(Data entries)
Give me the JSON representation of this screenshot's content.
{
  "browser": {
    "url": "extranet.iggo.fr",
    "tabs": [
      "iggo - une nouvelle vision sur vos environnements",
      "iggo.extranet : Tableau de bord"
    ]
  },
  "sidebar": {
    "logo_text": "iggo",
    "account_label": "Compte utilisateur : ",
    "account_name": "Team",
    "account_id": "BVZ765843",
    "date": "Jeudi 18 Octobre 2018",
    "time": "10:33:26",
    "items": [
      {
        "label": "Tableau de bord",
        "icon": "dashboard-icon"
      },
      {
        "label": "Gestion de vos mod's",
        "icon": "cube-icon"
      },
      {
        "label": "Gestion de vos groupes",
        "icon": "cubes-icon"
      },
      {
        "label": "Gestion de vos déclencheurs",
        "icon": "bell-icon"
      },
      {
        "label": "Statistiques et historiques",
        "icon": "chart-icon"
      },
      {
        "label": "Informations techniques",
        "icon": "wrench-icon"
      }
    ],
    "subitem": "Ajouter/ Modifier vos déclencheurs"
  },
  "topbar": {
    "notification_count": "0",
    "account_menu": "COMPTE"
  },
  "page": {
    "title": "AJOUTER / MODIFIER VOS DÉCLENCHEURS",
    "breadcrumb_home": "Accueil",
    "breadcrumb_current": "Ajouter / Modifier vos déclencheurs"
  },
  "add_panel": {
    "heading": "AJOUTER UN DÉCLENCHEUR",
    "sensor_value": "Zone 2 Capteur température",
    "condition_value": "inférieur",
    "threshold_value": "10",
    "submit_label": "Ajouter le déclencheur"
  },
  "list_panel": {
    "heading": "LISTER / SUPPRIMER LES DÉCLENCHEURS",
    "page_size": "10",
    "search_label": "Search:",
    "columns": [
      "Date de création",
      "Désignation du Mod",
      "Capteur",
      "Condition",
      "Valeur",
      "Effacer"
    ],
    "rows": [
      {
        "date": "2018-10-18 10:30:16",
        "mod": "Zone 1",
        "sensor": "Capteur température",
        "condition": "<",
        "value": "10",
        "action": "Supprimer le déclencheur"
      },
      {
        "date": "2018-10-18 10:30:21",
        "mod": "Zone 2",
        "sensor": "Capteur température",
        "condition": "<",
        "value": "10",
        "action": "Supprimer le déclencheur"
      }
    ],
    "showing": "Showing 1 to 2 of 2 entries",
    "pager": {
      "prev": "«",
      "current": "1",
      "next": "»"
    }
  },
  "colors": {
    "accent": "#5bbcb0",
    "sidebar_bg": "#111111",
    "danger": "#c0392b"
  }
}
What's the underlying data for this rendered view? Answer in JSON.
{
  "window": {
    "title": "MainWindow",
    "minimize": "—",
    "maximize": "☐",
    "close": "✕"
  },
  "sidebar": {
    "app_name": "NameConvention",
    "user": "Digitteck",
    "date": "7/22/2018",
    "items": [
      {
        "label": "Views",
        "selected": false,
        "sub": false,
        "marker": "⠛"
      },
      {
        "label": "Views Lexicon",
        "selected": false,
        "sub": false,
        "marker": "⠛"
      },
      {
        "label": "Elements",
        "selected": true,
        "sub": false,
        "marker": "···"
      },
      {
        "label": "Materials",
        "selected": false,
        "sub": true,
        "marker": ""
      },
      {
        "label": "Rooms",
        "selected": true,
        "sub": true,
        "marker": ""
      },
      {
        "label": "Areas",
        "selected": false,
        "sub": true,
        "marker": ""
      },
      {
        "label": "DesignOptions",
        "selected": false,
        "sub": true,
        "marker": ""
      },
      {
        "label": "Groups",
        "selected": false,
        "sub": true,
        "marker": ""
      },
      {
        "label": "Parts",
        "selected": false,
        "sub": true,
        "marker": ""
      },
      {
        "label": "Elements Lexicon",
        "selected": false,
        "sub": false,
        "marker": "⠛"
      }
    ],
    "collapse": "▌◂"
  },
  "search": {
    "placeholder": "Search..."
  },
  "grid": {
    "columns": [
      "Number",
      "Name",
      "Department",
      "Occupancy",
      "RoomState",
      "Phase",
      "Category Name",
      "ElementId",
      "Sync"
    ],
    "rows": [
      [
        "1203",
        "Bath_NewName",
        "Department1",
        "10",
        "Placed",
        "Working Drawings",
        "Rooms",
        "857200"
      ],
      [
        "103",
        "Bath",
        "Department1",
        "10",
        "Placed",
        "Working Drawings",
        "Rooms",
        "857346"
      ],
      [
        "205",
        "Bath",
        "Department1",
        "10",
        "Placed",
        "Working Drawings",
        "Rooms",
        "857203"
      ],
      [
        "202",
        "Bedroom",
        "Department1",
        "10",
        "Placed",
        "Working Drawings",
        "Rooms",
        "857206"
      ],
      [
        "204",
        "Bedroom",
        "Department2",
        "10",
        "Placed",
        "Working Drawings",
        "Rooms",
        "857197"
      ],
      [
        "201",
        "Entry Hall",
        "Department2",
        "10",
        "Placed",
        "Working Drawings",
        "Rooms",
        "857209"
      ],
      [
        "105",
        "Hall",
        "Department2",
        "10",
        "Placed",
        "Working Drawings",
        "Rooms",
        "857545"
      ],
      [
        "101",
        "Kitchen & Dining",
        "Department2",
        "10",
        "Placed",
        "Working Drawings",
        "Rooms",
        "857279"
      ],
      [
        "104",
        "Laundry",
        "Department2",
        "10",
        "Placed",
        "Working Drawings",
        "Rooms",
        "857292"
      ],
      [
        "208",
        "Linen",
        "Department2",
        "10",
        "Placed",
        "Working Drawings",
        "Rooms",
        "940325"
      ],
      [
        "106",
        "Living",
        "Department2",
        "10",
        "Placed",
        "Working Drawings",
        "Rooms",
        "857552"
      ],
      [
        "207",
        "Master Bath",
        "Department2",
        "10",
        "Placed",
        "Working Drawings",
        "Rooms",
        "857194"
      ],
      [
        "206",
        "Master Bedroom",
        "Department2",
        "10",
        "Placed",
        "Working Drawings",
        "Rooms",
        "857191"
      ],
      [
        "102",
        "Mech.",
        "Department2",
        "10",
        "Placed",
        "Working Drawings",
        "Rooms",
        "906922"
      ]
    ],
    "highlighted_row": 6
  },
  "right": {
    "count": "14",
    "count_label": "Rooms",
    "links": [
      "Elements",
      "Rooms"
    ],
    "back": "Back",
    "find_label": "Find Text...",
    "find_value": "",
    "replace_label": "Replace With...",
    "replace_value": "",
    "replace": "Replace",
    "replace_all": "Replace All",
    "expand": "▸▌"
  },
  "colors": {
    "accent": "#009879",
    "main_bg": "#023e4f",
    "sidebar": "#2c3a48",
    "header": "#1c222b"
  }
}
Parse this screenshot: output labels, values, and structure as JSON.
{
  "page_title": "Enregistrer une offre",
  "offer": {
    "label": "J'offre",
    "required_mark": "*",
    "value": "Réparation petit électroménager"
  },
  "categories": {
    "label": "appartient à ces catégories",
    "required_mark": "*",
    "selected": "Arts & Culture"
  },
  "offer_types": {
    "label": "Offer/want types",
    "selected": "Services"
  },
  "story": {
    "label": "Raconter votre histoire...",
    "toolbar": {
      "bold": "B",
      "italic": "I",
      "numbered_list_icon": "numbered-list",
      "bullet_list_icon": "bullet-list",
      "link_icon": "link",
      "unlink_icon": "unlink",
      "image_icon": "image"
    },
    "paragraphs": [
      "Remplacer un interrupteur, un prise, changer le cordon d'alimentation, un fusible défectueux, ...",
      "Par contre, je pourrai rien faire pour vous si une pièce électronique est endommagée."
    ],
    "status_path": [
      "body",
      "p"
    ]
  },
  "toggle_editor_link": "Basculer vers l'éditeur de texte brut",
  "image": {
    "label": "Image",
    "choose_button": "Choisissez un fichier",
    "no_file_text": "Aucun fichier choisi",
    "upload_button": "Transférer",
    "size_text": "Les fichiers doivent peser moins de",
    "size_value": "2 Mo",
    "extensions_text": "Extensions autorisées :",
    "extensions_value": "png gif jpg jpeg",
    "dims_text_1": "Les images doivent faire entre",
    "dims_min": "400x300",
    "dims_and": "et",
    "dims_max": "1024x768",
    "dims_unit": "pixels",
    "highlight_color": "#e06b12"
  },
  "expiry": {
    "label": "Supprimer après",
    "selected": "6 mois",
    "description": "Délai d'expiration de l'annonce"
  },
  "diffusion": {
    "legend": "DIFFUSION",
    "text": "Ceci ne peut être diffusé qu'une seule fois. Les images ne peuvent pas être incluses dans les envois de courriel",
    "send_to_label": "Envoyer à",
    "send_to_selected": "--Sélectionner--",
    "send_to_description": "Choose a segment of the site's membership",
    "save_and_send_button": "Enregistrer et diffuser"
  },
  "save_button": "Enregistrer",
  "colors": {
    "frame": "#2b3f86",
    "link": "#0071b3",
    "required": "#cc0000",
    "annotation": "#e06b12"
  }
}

* [WHAT YOU HAVE TO DO] Each line in the listing above that contains "Lexicon" should be copied.

* [COMPLETED EXERCISE]
        "label": "Views Lexicon",
        "label": "Elements Lexicon",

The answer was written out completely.